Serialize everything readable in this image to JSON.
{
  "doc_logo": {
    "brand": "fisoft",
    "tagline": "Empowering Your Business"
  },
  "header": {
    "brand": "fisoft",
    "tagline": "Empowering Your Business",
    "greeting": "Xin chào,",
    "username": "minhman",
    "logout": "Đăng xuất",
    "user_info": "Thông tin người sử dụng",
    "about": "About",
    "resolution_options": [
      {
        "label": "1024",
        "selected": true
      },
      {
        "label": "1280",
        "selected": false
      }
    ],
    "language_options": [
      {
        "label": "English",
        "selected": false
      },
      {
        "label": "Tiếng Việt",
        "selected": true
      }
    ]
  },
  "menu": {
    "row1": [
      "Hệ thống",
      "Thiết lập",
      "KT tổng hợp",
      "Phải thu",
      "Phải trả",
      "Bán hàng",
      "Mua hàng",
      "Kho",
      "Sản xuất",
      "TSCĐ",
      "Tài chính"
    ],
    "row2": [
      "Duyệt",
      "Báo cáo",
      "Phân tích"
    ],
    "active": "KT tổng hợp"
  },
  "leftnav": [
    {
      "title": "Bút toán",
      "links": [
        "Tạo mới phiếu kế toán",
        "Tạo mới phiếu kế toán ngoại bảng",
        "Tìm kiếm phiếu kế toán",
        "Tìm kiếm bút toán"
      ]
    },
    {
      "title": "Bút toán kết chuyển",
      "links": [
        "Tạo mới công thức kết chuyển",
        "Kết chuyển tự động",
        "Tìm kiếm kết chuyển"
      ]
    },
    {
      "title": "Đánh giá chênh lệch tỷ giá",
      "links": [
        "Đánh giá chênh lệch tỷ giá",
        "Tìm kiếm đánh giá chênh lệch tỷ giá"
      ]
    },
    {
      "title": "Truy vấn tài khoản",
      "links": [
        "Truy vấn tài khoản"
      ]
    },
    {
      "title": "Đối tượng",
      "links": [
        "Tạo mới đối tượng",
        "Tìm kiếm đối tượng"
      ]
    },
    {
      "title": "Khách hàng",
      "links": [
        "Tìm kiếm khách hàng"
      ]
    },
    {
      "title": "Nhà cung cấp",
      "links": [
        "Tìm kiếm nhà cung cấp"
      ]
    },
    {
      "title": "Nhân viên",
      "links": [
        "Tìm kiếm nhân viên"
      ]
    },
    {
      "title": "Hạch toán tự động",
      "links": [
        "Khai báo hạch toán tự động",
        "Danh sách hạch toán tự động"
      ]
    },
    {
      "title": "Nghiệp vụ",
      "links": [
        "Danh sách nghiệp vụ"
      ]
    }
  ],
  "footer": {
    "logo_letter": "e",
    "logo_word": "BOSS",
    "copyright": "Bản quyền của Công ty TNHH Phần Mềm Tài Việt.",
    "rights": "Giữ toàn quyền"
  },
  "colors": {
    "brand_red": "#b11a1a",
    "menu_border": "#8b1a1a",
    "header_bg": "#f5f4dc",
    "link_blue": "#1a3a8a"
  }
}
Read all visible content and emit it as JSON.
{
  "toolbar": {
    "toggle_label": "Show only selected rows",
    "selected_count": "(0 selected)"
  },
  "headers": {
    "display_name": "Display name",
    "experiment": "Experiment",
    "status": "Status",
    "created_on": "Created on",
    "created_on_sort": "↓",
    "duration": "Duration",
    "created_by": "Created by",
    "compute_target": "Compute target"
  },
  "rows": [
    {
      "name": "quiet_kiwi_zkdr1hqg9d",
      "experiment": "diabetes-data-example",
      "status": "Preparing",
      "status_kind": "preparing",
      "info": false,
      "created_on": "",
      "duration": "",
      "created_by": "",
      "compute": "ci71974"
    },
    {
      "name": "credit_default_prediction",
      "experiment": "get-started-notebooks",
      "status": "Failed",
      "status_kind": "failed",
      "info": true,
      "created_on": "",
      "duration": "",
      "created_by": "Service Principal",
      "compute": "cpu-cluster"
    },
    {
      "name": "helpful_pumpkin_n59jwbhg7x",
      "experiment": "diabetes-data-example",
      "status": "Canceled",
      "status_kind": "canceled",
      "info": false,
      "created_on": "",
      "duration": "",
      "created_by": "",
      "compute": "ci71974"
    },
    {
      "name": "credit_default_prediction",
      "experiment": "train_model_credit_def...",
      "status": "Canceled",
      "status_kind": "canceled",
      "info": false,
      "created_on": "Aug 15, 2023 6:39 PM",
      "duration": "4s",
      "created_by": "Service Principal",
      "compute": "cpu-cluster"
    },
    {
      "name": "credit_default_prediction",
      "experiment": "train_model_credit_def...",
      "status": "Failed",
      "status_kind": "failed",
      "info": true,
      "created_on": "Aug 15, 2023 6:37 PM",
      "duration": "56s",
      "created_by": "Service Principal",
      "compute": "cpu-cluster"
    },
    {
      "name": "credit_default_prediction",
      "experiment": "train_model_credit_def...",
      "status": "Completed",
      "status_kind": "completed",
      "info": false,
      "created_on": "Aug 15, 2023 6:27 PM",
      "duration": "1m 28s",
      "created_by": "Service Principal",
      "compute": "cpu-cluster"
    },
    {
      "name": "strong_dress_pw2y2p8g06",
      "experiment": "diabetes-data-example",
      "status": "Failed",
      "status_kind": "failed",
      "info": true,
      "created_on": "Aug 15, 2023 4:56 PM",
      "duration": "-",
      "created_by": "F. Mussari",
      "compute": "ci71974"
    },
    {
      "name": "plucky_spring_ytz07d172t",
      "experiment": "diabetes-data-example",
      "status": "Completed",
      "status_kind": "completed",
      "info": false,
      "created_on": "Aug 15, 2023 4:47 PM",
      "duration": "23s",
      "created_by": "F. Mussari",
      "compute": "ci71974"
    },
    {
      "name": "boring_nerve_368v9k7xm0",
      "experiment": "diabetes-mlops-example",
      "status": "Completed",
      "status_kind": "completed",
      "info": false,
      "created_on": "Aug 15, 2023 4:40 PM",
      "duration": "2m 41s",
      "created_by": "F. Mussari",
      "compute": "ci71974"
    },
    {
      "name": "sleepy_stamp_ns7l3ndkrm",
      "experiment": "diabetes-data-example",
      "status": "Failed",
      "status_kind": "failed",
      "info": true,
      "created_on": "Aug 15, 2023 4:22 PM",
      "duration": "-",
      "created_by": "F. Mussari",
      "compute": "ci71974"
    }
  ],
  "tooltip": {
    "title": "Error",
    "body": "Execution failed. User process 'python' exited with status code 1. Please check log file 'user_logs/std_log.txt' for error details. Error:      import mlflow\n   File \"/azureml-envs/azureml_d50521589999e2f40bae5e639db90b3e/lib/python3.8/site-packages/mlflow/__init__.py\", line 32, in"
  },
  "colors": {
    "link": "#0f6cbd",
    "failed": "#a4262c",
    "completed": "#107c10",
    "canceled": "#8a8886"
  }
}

^^^^

# PROMPT
Output the complete data exactly as written.

# EXERCISE ANSWER
Serialize everything readable in this image to JSON.
{
  "doc_logo": {
    "brand": "fisoft",
    "tagline": "Empowering Your Business"
  },
  "header": {
    "brand": "fisoft",
    "tagline": "Empowering Your Business",
    "greeting": "Xin chào,",
    "username": "minhman",
    "logout": "Đăng xuất",
    "user_info": "Thông tin người sử dụng",
    "about": "About",
    "resolution_options": [
      {
        "label": "1024",
        "selected": true
      },
      {
        "label": "1280",
        "selected": false
      }
    ],
    "language_options": [
      {
        "label": "English",
        "selected": false
      },
      {
        "label": "Tiếng Việt",
        "selected": true
      }
    ]
  },
  "menu": {
    "row1": [
      "Hệ thống",
      "Thiết lập",
      "KT tổng hợp",
      "Phải thu",
      "Phải trả",
      "Bán hàng",
      "Mua hàng",
      "Kho",
      "Sản xuất",
      "TSCĐ",
      "Tài chính"
    ],
    "row2": [
      "Duyệt",
      "Báo cáo",
      "Phân tích"
    ],
    "active": "KT tổng hợp"
  },
  "leftnav": [
    {
      "title": "Bút toán",
      "links": [
        "Tạo mới phiếu kế toán",
        "Tạo mới phiếu kế toán ngoại bảng",
        "Tìm kiếm phiếu kế toán",
        "Tìm kiếm bút toán"
      ]
    },
    {
      "title": "Bút toán kết chuyển",
      "links": [
        "Tạo mới công thức kết chuyển",
        "Kết chuyển tự động",
        "Tìm kiếm kết chuyển"
      ]
    },
    {
      "title": "Đánh giá chênh lệch tỷ giá",
      "links": [
        "Đánh giá chênh lệch tỷ giá",
        "Tìm kiếm đánh giá chênh lệch tỷ giá"
      ]
    },
    {
      "title": "Truy vấn tài khoản",
      "links": [
        "Truy vấn tài khoản"
      ]
    },
    {
      "title": "Đối tượng",
      "links": [
        "Tạo mới đối tượng",
        "Tìm kiếm đối tượng"
      ]
    },
    {
      "title": "Khách hàng",
      "links": [
        "Tìm kiếm khách hàng"
      ]
    },
    {
      "title": "Nhà cung cấp",
      "links": [
        "Tìm kiếm nhà cung cấp"
      ]
    },
    {
      "title": "Nhân viên",
      "links": [
        "Tìm kiếm nhân viên"
      ]
    },
    {
      "title": "Hạch toán tự động",
      "links": [
        "Khai báo hạch toán tự động",
        "Danh sách hạch toán tự động"
      ]
    },
    {
      "title": "Nghiệp vụ",
      "links": [
        "Danh sách nghiệp vụ"
      ]
    }
  ],
  "footer": {
    "logo_letter": "e",
    "logo_word": "BOSS",
    "copyright": "Bản quyền của Công ty TNHH Phần Mềm Tài Việt.",
    "rights": "Giữ toàn quyền"
  },
  "colors": {
    "brand_red": "#b11a1a",
    "menu_border": "#8b1a1a",
    "header_bg": "#f5f4dc",
    "link_blue": "#1a3a8a"
  }
}
Read all visible content and emit it as JSON.
{
  "toolbar": {
    "toggle_label": "Show only selected rows",
    "selected_count": "(0 selected)"
  },
  "headers": {
    "display_name": "Display name",
    "experiment": "Experiment",
    "status": "Status",
    "created_on": "Created on",
    "created_on_sort": "↓",
    "duration": "Duration",
    "created_by": "Created by",
    "compute_target": "Compute target"
  },
  "rows": [
    {
      "name": "quiet_kiwi_zkdr1hqg9d",
      "experiment": "diabetes-data-example",
      "status": "Preparing",
      "status_kind": "preparing",
      "info": false,
      "created_on": "",
      "duration": "",
      "created_by": "",
      "compute": "ci71974"
    },
    {
      "name": "credit_default_prediction",
      "experiment": "get-started-notebooks",
      "status": "Failed",
      "status_kind": "failed",
      "info": true,
      "created_on": "",
      "duration": "",
      "created_by": "Service Principal",
      "compute": "cpu-cluster"
    },
    {
      "name": "helpful_pumpkin_n59jwbhg7x",
      "experiment": "diabetes-data-example",
      "status": "Canceled",
      "status_kind": "canceled",
      "info": false,
      "created_on": "",
      "duration": "",
      "created_by": "",
      "compute": "ci71974"
    },
    {
      "name": "credit_default_prediction",
      "experiment": "train_model_credit_def...",
      "status": "Canceled",
      "status_kind": "canceled",
      "info": false,
      "created_on": "Aug 15, 2023 6:39 PM",
      "duration": "4s",
      "created_by": "Service Principal",
      "compute": "cpu-cluster"
    },
    {
      "name": "credit_default_prediction",
      "experiment": "train_model_credit_def...",
      "status": "Failed",
      "status_kind": "failed",
      "info": true,
      "created_on": "Aug 15, 2023 6:37 PM",
      "duration": "56s",
      "created_by": "Service Principal",
      "compute": "cpu-cluster"
    },
    {
      "name": "credit_default_prediction",
      "experiment": "train_model_credit_def...",
      "status": "Completed",
      "status_kind": "completed",
      "info": false,
      "created_on": "Aug 15, 2023 6:27 PM",
      "duration": "1m 28s",
      "created_by": "Service Principal",
      "compute": "cpu-cluster"
    },
    {
      "name": "strong_dress_pw2y2p8g06",
      "experiment": "diabetes-data-example",
      "status": "Failed",
      "status_kind": "failed",
      "info": true,
      "created_on": "Aug 15, 2023 4:56 PM",
      "duration": "-",
      "created_by": "F. Mussari",
      "compute": "ci71974"
    },
    {
      "name": "plucky_spring_ytz07d172t",
      "experiment": "diabetes-data-example",
      "status": "Completed",
      "status_kind": "completed",
      "info": false,
      "created_on": "Aug 15, 2023 4:47 PM",
      "duration": "23s",
      "created_by": "F. Mussari",
      "compute": "ci71974"
    },
    {
      "name": "boring_nerve_368v9k7xm0",
      "experiment": "diabetes-mlops-example",
      "status": "Completed",
      "status_kind": "completed",
      "info": false,
      "created_on": "Aug 15, 2023 4:40 PM",
      "duration": "2m 41s",
      "created_by": "F. Mussari",
      "compute": "ci71974"
    },
    {
      "name": "sleepy_stamp_ns7l3ndkrm",
      "experiment": "diabetes-data-example",
      "status": "Failed",
      "status_kind": "failed",
      "info": true,
      "created_on": "Aug 15, 2023 4:22 PM",
      "duration": "-",
      "created_by": "F. Mussari",
      "compute": "ci71974"
    }
  ],
  "tooltip": {
    "title": "Error",
    "body": "Execution failed. User process 'python' exited with status code 1. Please check log file 'user_logs/std_log.txt' for error details. Error:      import mlflow\n   File \"/azureml-envs/azureml_d50521589999e2f40bae5e639db90b3e/lib/python3.8/site-packages/mlflow/__init__.py\", line 32, in"
  },
  "colors": {
    "link": "#0f6cbd",
    "failed": "#a4262c",
    "completed": "#107c10",
    "canceled": "#8a8886"
  }
}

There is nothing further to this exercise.